Jennifer Louie, who works for UGO Entertainment, says she and the people around her regularly dress for a different season than the one outside.
“I have a blanket I put over my legs,” she says. “Everyone has extra clothes they throw on when they’re here. I have to go outside to thaw out!”
Alexandra, who also works in a Manhattan office, has a more inventive solution to the chill: “I obsessively chew wads of gum,” she says. “Somehow chewing makes me feel warmer. I also drink hot things.”
But for every tale of frozen woe, there’s an equal and opposite complaint about excessive sweatiness. Steve Lee, an architecture professor at Carnegie Mellon University, has studied HVAC (heating, ventilating and air conditioning) systems extensively, and says the hots and the colds are locked in a never-ending struggle.
“Data shows that the number-one complaint is ‘It’s too hot,’ and number-two is ‘too cold,’ ” he says. “The problem is, the traditional American engineering approach is ‘one temperature suits all.’ They calculate the percentage of people dissatisfied, and they figure they’ve done a fantastic job if only 20 percent of people are dissatisfied. It’s bizarre.”
Lee gave us a little air-conditioning 101, and what we learned wasn’t pretty. The way most systems work, he explains, is by mixing outside air and refrigerated air and delivering it through the same duct – so that when the AC gets turned off, so does your fresh air source. “When the thermostat says it’s getting too cool, it cuts off the flow of air. That’s the air you need to breathe. So as the space heats up, CO2 builds up from breathing so you get sleepy and sick.”
No wonder it feels so stuffy (which, incidentally, is the number-three complaint).

* _Instruction A_:
Reproduce the records word for word, from their first line up to and including the line containing "bar-series-1-cat-2 (687, 829, 867, 876)".
These records are unrelated to the text above.

Saved data

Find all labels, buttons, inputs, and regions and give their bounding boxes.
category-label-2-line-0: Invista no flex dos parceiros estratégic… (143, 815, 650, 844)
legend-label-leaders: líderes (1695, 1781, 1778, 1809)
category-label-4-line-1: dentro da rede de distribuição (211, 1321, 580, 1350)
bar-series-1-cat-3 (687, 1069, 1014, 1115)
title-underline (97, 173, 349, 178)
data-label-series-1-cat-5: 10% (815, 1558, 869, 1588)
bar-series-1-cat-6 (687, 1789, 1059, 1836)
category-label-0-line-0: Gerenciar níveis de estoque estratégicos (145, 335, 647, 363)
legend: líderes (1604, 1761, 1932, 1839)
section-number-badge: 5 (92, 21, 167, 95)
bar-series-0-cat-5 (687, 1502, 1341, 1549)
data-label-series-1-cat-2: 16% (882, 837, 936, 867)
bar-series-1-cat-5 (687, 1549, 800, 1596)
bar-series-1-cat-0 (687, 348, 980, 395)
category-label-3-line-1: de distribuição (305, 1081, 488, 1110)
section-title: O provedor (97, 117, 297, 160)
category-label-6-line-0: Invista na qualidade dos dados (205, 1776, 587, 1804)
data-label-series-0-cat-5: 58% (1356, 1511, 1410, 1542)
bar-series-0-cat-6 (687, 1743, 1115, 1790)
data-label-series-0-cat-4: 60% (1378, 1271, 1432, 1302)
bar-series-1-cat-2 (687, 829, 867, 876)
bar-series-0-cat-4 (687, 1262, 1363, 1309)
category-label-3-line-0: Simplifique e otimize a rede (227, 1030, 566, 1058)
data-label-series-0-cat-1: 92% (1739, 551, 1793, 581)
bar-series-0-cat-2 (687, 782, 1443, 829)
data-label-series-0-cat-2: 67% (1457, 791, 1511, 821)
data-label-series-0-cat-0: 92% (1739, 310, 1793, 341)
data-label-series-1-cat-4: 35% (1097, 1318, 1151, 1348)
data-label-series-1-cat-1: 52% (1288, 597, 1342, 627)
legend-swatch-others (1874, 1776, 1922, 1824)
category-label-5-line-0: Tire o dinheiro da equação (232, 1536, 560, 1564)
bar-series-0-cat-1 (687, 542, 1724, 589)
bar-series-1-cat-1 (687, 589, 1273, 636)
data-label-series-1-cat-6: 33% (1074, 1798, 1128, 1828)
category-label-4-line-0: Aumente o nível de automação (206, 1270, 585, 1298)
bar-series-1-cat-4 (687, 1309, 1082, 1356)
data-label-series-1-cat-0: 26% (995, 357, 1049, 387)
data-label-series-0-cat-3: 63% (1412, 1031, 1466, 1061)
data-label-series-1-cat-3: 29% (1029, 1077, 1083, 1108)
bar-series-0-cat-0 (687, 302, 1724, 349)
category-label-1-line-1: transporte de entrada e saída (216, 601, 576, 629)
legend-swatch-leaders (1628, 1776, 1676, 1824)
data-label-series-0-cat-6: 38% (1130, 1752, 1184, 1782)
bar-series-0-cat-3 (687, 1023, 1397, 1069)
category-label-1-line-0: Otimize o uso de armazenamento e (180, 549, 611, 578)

* _Instruction B_:
Answer these questions from the office temperature text:
(i) Which company does Jennifer Louie work for?
(ii) At which university is Steve Lee an architecture professor?
(iii) What is the number-three complaint about office air?

* _Task solution A_:
Find all labels, buttons, inputs, and regions and give their bounding boxes.
category-label-2-line-0: Invista no flex dos parceiros estratégic… (143, 815, 650, 844)
legend-label-leaders: líderes (1695, 1781, 1778, 1809)
category-label-4-line-1: dentro da rede de distribuição (211, 1321, 580, 1350)
bar-series-1-cat-3 (687, 1069, 1014, 1115)
title-underline (97, 173, 349, 178)
data-label-series-1-cat-5: 10% (815, 1558, 869, 1588)
bar-series-1-cat-6 (687, 1789, 1059, 1836)
category-label-0-line-0: Gerenciar níveis de estoque estratégicos (145, 335, 647, 363)
legend: líderes (1604, 1761, 1932, 1839)
section-number-badge: 5 (92, 21, 167, 95)
bar-series-0-cat-5 (687, 1502, 1341, 1549)
data-label-series-1-cat-2: 16% (882, 837, 936, 867)
bar-series-1-cat-5 (687, 1549, 800, 1596)
bar-series-1-cat-0 (687, 348, 980, 395)
category-label-3-line-1: de distribuição (305, 1081, 488, 1110)
section-title: O provedor (97, 117, 297, 160)
category-label-6-line-0: Invista na qualidade dos dados (205, 1776, 587, 1804)
data-label-series-0-cat-5: 58% (1356, 1511, 1410, 1542)
bar-series-0-cat-6 (687, 1743, 1115, 1790)
data-label-series-0-cat-4: 60% (1378, 1271, 1432, 1302)
bar-series-1-cat-2 (687, 829, 867, 876)

* _Task solution B_:
(i) UGO Entertainment
(ii) Carnegie Mellon University
(iii) That it feels stuffy